## DIRECTION
Copy every line of the records below word for word, but leave out the pictures.

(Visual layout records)
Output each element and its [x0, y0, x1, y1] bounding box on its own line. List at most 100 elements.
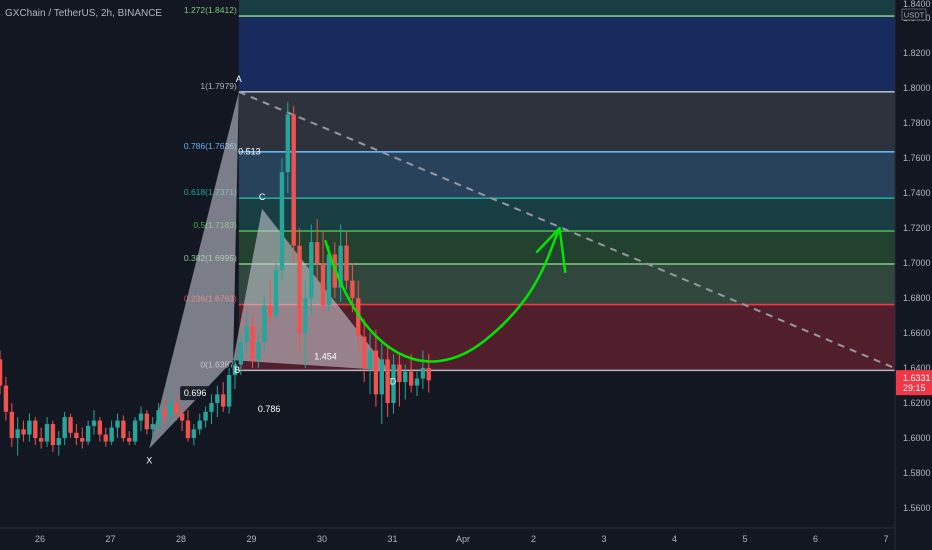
candle-body: [109, 427, 114, 442]
candle-body: [361, 336, 367, 369]
candle-body: [215, 394, 220, 404]
price-tick-label: 1.5600: [903, 503, 931, 513]
price-tick-label: 1.6800: [903, 293, 931, 303]
bar-countdown: 29:15: [903, 383, 926, 393]
fib-level-label-0: 1.272(1.8412): [184, 5, 237, 15]
candle-body: [344, 245, 349, 281]
candle-body: [403, 371, 408, 383]
last-price-value: 1.6331: [903, 373, 931, 383]
price-tick-label: 1.7400: [903, 188, 931, 198]
time-tick-label: 28: [176, 534, 186, 544]
time-tick-label: 31: [387, 534, 397, 544]
candle-body: [74, 432, 79, 439]
candle-body: [144, 413, 150, 430]
candle-body: [314, 242, 320, 264]
price-tick-label: 1.7000: [903, 258, 931, 268]
candle-body: [168, 403, 173, 418]
candle-body: [379, 359, 384, 395]
candle-body: [150, 424, 155, 430]
candle-body: [21, 429, 26, 435]
ratio-label-3: 1.454: [314, 351, 337, 361]
candle-body: [309, 242, 314, 299]
candle-body: [121, 420, 126, 439]
ratio-label-0: 0.696: [184, 388, 207, 398]
price-tick-label: 1.7600: [903, 153, 931, 163]
fib-level-label-1: 1(1.7979): [200, 81, 237, 91]
fib-band-6: [238, 264, 901, 305]
candle-body: [221, 394, 226, 407]
price-tick-label: 1.5800: [903, 468, 931, 478]
candle-body: [209, 403, 214, 412]
candle-body: [0, 359, 3, 386]
candle-body: [68, 417, 73, 433]
candle-body: [103, 434, 108, 442]
candle-body: [291, 114, 296, 246]
candle-body: [414, 378, 420, 386]
candle-body: [256, 341, 261, 360]
candle-body: [9, 411, 14, 439]
candle-body: [80, 438, 85, 442]
time-tick-label: 3: [601, 534, 606, 544]
candle-body: [44, 424, 50, 442]
candle-body: [138, 413, 144, 421]
candle-body: [97, 420, 103, 435]
price-tick-label: 1.7200: [903, 223, 931, 233]
candle-body: [326, 254, 332, 306]
candle-body: [50, 424, 56, 446]
candle-body: [273, 270, 279, 316]
candle-body: [174, 403, 179, 414]
candle-body: [226, 375, 232, 407]
candle-body: [132, 420, 138, 442]
ratio-label-2: 0.786: [258, 404, 281, 414]
candle-body: [320, 263, 326, 306]
fib-band-3: [238, 151, 901, 199]
candle-body: [91, 420, 97, 426]
candle-body: [367, 350, 373, 369]
time-tick-label: 6: [813, 534, 818, 544]
pattern-point-A: A: [236, 74, 242, 84]
candle-body: [62, 417, 67, 439]
price-tick-label: 1.6600: [903, 328, 931, 338]
candle-body: [297, 245, 302, 334]
candle-body: [115, 420, 120, 428]
candle-body: [179, 413, 185, 421]
price-chart[interactable]: 1.272(1.8412)1(1.7979)0.786(1.7636)0.618…: [0, 0, 932, 550]
price-tick-label: 1.7800: [903, 118, 931, 128]
candle-body: [350, 280, 355, 299]
candle-body: [203, 411, 208, 421]
candle-body: [250, 326, 255, 360]
candle-body: [197, 420, 202, 430]
candle-body: [156, 410, 161, 425]
candle-body: [408, 371, 414, 386]
fib-band-5: [238, 231, 901, 264]
candle-body: [285, 114, 291, 173]
ratio-label-1: 0.513: [238, 147, 261, 157]
currency-badge[interactable]: USDT: [904, 11, 925, 20]
candle-body: [373, 350, 379, 395]
candle-body: [426, 368, 431, 381]
candle-body: [267, 305, 273, 316]
time-tick-label: 5: [742, 534, 747, 544]
candle-body: [420, 368, 426, 379]
candle-body: [191, 429, 197, 439]
time-tick-label: 27: [105, 534, 115, 544]
candle-body: [162, 410, 167, 418]
fib-band-4: [238, 198, 901, 232]
time-tick-label: 29: [246, 534, 256, 544]
candle-body: [303, 298, 308, 334]
price-tick-label: 1.6000: [903, 433, 931, 443]
time-tick-label: 7: [883, 534, 888, 544]
candle-body: [397, 364, 402, 383]
candle-body: [38, 438, 44, 442]
pattern-point-D: D: [390, 376, 397, 386]
candle-body: [15, 429, 20, 439]
pattern-point-C: C: [259, 192, 266, 202]
time-tick-label: 2: [531, 534, 536, 544]
candle-body: [3, 385, 9, 412]
pattern-point-X: X: [146, 456, 152, 466]
pattern-point-B: B: [234, 365, 240, 375]
price-tick-label: 1.8200: [903, 48, 931, 58]
fib-band-1: [238, 16, 901, 92]
candle-body: [244, 326, 249, 342]
candle-body: [56, 438, 61, 446]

## TASK OUTPUT
Output each element and its [x0, y0, x1, y1] bounding box on its own line. List at most 100 elements.
candle-body: [109, 427, 114, 442]
candle-body: [361, 336, 367, 369]
candle-body: [215, 394, 220, 404]
price-tick-label: 1.5600: [903, 503, 931, 513]
price-tick-label: 1.6800: [903, 293, 931, 303]
bar-countdown: 29:15: [903, 383, 926, 393]
fib-level-label-0: 1.272(1.8412): [184, 5, 237, 15]
candle-body: [344, 245, 349, 281]
candle-body: [403, 371, 408, 383]
last-price-value: 1.6331: [903, 373, 931, 383]
price-tick-label: 1.7400: [903, 188, 931, 198]
time-tick-label: 28: [176, 534, 186, 544]
time-tick-label: 31: [387, 534, 397, 544]
candle-body: [74, 432, 79, 439]
candle-body: [144, 413, 150, 430]
candle-body: [314, 242, 320, 264]
price-tick-label: 1.7000: [903, 258, 931, 268]
candle-body: [168, 403, 173, 418]
candle-body: [379, 359, 384, 395]
candle-body: [150, 424, 155, 430]
candle-body: [21, 429, 26, 435]
ratio-label-3: 1.454: [314, 351, 337, 361]
candle-body: [309, 242, 314, 299]
candle-body: [121, 420, 126, 439]
ratio-label-0: 0.696: [184, 388, 207, 398]
price-tick-label: 1.7600: [903, 153, 931, 163]
fib-level-label-1: 1(1.7979): [200, 81, 237, 91]
fib-band-6: [238, 264, 901, 305]
candle-body: [221, 394, 226, 407]
price-tick-label: 1.5800: [903, 468, 931, 478]
candle-body: [209, 403, 214, 412]
candle-body: [0, 359, 3, 386]
candle-body: [68, 417, 73, 433]
candle-body: [103, 434, 108, 442]
candle-body: [291, 114, 296, 246]
candle-body: [414, 378, 420, 386]
candle-body: [256, 341, 261, 360]
candle-body: [9, 411, 14, 439]
candle-body: [80, 438, 85, 442]
time-tick-label: 3: [601, 534, 606, 544]
candle-body: [44, 424, 50, 442]
candle-body: [138, 413, 144, 421]
candle-body: [97, 420, 103, 435]
price-tick-label: 1.7200: [903, 223, 931, 233]
candle-body: [326, 254, 332, 306]
candle-body: [50, 424, 56, 446]
candle-body: [273, 270, 279, 316]
candle-body: [174, 403, 179, 414]
candle-body: [226, 375, 232, 407]
candle-body: [132, 420, 138, 442]
ratio-label-2: 0.786: [258, 404, 281, 414]
candle-body: [320, 263, 326, 306]
fib-band-3: [238, 151, 901, 199]
candle-body: [91, 420, 97, 426]
candle-body: [367, 350, 373, 369]
time-tick-label: 6: [813, 534, 818, 544]
pattern-point-A: A: [236, 74, 242, 84]
candle-body: [62, 417, 67, 439]
price-tick-label: 1.6600: [903, 328, 931, 338]
candle-body: [297, 245, 302, 334]
candle-body: [115, 420, 120, 428]
candle-body: [179, 413, 185, 421]
price-chart[interactable]: 1.272(1.8412)1(1.7979)0.786(1.7636)0.618…: [0, 0, 932, 550]
price-tick-label: 1.7800: [903, 118, 931, 128]
candle-body: [350, 280, 355, 299]
candle-body: [203, 411, 208, 421]
candle-body: [250, 326, 255, 360]
candle-body: [197, 420, 202, 430]
candle-body: [156, 410, 161, 425]
candle-body: [408, 371, 414, 386]
fib-band-5: [238, 231, 901, 264]
candle-body: [285, 114, 291, 173]
ratio-label-1: 0.513: [238, 147, 261, 157]
currency-badge[interactable]: USDT: [904, 11, 925, 20]
candle-body: [373, 350, 379, 395]
candle-body: [426, 368, 431, 381]
candle-body: [267, 305, 273, 316]
time-tick-label: 5: [742, 534, 747, 544]
candle-body: [420, 368, 426, 379]
candle-body: [191, 429, 197, 439]
time-tick-label: 27: [105, 534, 115, 544]
candle-body: [162, 410, 167, 418]
fib-band-4: [238, 198, 901, 232]
time-tick-label: 29: [246, 534, 256, 544]
candle-body: [303, 298, 308, 334]
price-tick-label: 1.6000: [903, 433, 931, 443]
time-tick-label: 7: [883, 534, 888, 544]
candle-body: [397, 364, 402, 383]
candle-body: [38, 438, 44, 442]
pattern-point-D: D: [390, 376, 397, 386]
candle-body: [15, 429, 20, 439]
pattern-point-C: C: [259, 192, 266, 202]
time-tick-label: 2: [531, 534, 536, 544]
candle-body: [3, 385, 9, 412]
pattern-point-X: X: [146, 456, 152, 466]
pattern-point-B: B: [234, 365, 240, 375]
price-tick-label: 1.8200: [903, 48, 931, 58]
fib-band-1: [238, 16, 901, 92]
candle-body: [244, 326, 249, 342]
candle-body: [56, 438, 61, 446]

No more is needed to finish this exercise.